Problem: Extract each record and reproduce it exactly.
[start]
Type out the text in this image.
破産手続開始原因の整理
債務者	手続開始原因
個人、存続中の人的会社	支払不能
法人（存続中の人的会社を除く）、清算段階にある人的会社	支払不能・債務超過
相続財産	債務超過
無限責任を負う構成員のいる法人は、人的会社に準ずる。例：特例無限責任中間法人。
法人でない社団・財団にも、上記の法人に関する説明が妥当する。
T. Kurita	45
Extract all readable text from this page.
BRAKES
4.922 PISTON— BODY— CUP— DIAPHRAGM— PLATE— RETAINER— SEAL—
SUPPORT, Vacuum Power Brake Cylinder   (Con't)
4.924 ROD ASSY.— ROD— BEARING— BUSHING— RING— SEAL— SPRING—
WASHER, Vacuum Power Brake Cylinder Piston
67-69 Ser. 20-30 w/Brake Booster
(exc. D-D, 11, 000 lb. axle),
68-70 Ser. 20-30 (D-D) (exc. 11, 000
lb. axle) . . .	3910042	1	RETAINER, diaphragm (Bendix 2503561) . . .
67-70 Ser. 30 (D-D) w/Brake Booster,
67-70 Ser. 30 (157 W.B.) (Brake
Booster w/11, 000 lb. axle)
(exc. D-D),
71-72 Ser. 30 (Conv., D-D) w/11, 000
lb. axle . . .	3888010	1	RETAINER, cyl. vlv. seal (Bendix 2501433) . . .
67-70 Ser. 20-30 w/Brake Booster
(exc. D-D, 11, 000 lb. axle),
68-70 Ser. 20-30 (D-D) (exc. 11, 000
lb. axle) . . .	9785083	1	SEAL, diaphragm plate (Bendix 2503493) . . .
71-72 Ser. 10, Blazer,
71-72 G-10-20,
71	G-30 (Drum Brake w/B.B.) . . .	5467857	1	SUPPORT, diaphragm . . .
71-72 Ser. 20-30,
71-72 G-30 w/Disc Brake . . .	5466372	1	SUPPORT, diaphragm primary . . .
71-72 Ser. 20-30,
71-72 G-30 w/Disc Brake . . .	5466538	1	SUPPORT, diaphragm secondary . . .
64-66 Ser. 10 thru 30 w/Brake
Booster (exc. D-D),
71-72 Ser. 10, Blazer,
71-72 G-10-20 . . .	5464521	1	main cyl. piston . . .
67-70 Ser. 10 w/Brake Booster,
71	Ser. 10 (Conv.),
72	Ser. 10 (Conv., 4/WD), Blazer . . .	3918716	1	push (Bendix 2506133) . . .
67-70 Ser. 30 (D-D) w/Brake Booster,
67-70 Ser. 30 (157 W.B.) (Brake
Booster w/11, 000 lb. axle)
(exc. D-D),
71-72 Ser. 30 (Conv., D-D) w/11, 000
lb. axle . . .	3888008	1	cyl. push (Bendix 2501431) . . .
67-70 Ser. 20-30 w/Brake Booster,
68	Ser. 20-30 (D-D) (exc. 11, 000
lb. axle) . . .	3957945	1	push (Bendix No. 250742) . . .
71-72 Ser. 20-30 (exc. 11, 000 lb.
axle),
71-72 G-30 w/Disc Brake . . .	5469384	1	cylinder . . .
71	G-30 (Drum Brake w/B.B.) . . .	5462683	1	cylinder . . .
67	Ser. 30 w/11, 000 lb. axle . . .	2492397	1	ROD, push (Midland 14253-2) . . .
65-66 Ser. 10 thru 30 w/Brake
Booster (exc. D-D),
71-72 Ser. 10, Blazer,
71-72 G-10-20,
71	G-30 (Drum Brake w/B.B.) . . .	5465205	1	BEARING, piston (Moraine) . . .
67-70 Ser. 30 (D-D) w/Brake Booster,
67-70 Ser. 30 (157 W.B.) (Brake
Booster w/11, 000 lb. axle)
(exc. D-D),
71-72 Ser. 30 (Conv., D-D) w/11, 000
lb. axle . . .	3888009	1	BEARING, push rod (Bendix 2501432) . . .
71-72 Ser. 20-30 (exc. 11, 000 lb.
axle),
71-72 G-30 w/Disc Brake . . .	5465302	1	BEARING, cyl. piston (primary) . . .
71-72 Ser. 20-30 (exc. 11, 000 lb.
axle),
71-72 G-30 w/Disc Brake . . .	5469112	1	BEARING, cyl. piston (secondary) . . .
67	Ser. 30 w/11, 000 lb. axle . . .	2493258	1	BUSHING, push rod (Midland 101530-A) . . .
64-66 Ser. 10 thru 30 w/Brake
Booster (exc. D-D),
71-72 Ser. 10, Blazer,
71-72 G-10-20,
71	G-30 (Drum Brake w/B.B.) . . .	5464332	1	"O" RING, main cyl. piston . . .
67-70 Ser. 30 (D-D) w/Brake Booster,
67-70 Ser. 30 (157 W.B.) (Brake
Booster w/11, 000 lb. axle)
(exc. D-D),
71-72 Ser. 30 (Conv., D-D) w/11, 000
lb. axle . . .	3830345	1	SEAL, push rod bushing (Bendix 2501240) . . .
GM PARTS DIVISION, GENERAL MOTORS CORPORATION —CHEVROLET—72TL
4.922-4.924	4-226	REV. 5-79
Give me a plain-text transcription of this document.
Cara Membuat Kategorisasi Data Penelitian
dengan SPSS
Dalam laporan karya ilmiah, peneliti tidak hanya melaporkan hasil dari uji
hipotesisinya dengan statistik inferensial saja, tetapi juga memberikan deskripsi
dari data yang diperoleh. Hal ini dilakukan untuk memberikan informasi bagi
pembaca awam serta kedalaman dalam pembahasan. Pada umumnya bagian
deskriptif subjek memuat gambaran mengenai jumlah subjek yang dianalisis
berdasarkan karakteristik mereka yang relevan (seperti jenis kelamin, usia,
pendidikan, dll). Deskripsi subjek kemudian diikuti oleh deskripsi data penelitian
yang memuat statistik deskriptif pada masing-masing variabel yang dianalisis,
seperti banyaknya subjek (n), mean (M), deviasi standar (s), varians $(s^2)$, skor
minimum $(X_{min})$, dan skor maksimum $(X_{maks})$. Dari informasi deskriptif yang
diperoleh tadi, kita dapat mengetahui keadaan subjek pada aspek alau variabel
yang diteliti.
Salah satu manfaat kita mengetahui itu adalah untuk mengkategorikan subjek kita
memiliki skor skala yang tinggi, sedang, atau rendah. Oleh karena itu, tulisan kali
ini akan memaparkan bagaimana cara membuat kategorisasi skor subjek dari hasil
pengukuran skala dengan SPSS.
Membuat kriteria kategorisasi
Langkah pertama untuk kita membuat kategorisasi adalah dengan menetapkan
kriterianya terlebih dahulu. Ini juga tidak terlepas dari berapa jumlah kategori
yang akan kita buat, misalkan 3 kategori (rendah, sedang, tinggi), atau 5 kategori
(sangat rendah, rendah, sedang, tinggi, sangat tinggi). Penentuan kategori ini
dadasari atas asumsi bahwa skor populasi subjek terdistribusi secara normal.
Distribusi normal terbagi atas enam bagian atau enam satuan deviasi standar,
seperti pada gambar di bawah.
[end]
Exercise answer:
Type out the text in this image.
破産手続開始原因の整理
債務者	手続開始原因
個人、存続中の人的会社	支払不能
法人（存続中の人的会社を除く）、清算段階にある人的会社	支払不能・債務超過
相続財産	債務超過
無限責任を負う構成員のいる法人は、人的会社に準ずる。例：特例無限責任中間法人。
法人でない社団・財団にも、上記の法人に関する説明が妥当する。
T. Kurita	45
Extract all readable text from this page.
BRAKES
4.922 PISTON— BODY— CUP— DIAPHRAGM— PLATE— RETAINER— SEAL—
SUPPORT, Vacuum Power Brake Cylinder   (Con't)
4.924 ROD ASSY.— ROD— BEARING— BUSHING— RING— SEAL— SPRING—
WASHER, Vacuum Power Brake Cylinder Piston
67-69 Ser. 20-30 w/Brake Booster
(exc. D-D, 11, 000 lb. axle),
68-70 Ser. 20-30 (D-D) (exc. 11, 000
lb. axle) . . .	3910042	1	RETAINER, diaphragm (Bendix 2503561) . . .
67-70 Ser. 30 (D-D) w/Brake Booster,
67-70 Ser. 30 (157 W.B.) (Brake
Booster w/11, 000 lb. axle)
(exc. D-D),
71-72 Ser. 30 (Conv., D-D) w/11, 000
lb. axle . . .	3888010	1	RETAINER, cyl. vlv. seal (Bendix 2501433) . . .
67-70 Ser. 20-30 w/Brake Booster
(exc. D-D, 11, 000 lb. axle),
68-70 Ser. 20-30 (D-D) (exc. 11, 000
lb. axle) . . .	9785083	1	SEAL, diaphragm plate (Bendix 2503493) . . .
71-72 Ser. 10, Blazer,
71-72 G-10-20,
71	G-30 (Drum Brake w/B.B.) . . .	5467857	1	SUPPORT, diaphragm . . .
71-72 Ser. 20-30,
71-72 G-30 w/Disc Brake . . .	5466372	1	SUPPORT, diaphragm primary . . .
71-72 Ser. 20-30,
71-72 G-30 w/Disc Brake . . .	5466538	1	SUPPORT, diaphragm secondary . . .
64-66 Ser. 10 thru 30 w/Brake
Booster (exc. D-D),
71-72 Ser. 10, Blazer,
71-72 G-10-20 . . .	5464521	1	main cyl. piston . . .
67-70 Ser. 10 w/Brake Booster,
71	Ser. 10 (Conv.),
72	Ser. 10 (Conv., 4/WD), Blazer . . .	3918716	1	push (Bendix 2506133) . . .
67-70 Ser. 30 (D-D) w/Brake Booster,
67-70 Ser. 30 (157 W.B.) (Brake
Booster w/11, 000 lb. axle)
(exc. D-D),
71-72 Ser. 30 (Conv., D-D) w/11, 000
lb. axle . . .	3888008	1	cyl. push (Bendix 2501431) . . .
67-70 Ser. 20-30 w/Brake Booster,
68	Ser. 20-30 (D-D) (exc. 11, 000
lb. axle) . . .	3957945	1	push (Bendix No. 250742) . . .
71-72 Ser. 20-30 (exc. 11, 000 lb.
axle),
71-72 G-30 w/Disc Brake . . .	5469384	1	cylinder . . .
71	G-30 (Drum Brake w/B.B.) . . .	5462683	1	cylinder . . .
67	Ser. 30 w/11, 000 lb. axle . . .	2492397	1	ROD, push (Midland 14253-2) . . .
65-66 Ser. 10 thru 30 w/Brake
Booster (exc. D-D),
71-72 Ser. 10, Blazer,
71-72 G-10-20,
71	G-30 (Drum Brake w/B.B.) . . .	5465205	1	BEARING, piston (Moraine) . . .
67-70 Ser. 30 (D-D) w/Brake Booster,
67-70 Ser. 30 (157 W.B.) (Brake
Booster w/11, 000 lb. axle)
(exc. D-D),
71-72 Ser. 30 (Conv., D-D) w/11, 000
lb. axle . . .	3888009	1	BEARING, push rod (Bendix 2501432) . . .
71-72 Ser. 20-30 (exc. 11, 000 lb.
axle),
71-72 G-30 w/Disc Brake . . .	5465302	1	BEARING, cyl. piston (primary) . . .
71-72 Ser. 20-30 (exc. 11, 000 lb.
axle),
71-72 G-30 w/Disc Brake . . .	5469112	1	BEARING, cyl. piston (secondary) . . .
67	Ser. 30 w/11, 000 lb. axle . . .	2493258	1	BUSHING, push rod (Midland 101530-A) . . .
64-66 Ser. 10 thru 30 w/Brake
Booster (exc. D-D),
71-72 Ser. 10, Blazer,
71-72 G-10-20,
71	G-30 (Drum Brake w/B.B.) . . .	5464332	1	"O" RING, main cyl. piston . . .
67-70 Ser. 30 (D-D) w/Brake Booster,
67-70 Ser. 30 (157 W.B.) (Brake
Booster w/11, 000 lb. axle)
(exc. D-D),
71-72 Ser. 30 (Conv., D-D) w/11, 000
lb. axle . . .	3830345	1	SEAL, push rod bushing (Bendix 2501240) . . .
GM PARTS DIVISION, GENERAL MOTORS CORPORATION —CHEVROLET—72TL
4.922-4.924	4-226	REV. 5-79
Give me a plain-text transcription of this document.
Cara Membuat Kategorisasi Data Penelitian
dengan SPSS
Dalam laporan karya ilmiah, peneliti tidak hanya melaporkan hasil dari uji
hipotesisinya dengan statistik inferensial saja, tetapi juga memberikan deskripsi
dari data yang diperoleh. Hal ini dilakukan untuk memberikan informasi bagi
pembaca awam serta kedalaman dalam pembahasan. Pada umumnya bagian
deskriptif subjek memuat gambaran mengenai jumlah subjek yang dianalisis
berdasarkan karakteristik mereka yang relevan (seperti jenis kelamin, usia,
pendidikan, dll). Deskripsi subjek kemudian diikuti oleh deskripsi data penelitian
yang memuat statistik deskriptif pada masing-masing variabel yang dianalisis,
seperti banyaknya subjek (n), mean (M), deviasi standar (s), varians $(s^2)$, skor
minimum $(X_{min})$, dan skor maksimum $(X_{maks})$. Dari informasi deskriptif yang
diperoleh tadi, kita dapat mengetahui keadaan subjek pada aspek alau variabel
yang diteliti.
Salah satu manfaat kita mengetahui itu adalah untuk mengkategorikan subjek kita
memiliki skor skala yang tinggi, sedang, atau rendah. Oleh karena itu, tulisan kali
ini akan memaparkan bagaimana cara membuat kategorisasi skor subjek dari hasil
pengukuran skala dengan SPSS.
Membuat kriteria kategorisasi
Langkah pertama untuk kita membuat kategorisasi adalah dengan menetapkan
kriterianya terlebih dahulu. Ini juga tidak terlepas dari berapa jumlah kategori
yang akan kita buat, misalkan 3 kategori (rendah, sedang, tinggi), atau 5 kategori
(sangat rendah, rendah, sedang, tinggi, sangat tinggi). Penentuan kategori ini
dadasari atas asumsi bahwa skor populasi subjek terdistribusi secara normal.
Distribusi normal terbagi atas enam bagian atau enam satuan deviasi standar,
seperti pada gambar di bawah.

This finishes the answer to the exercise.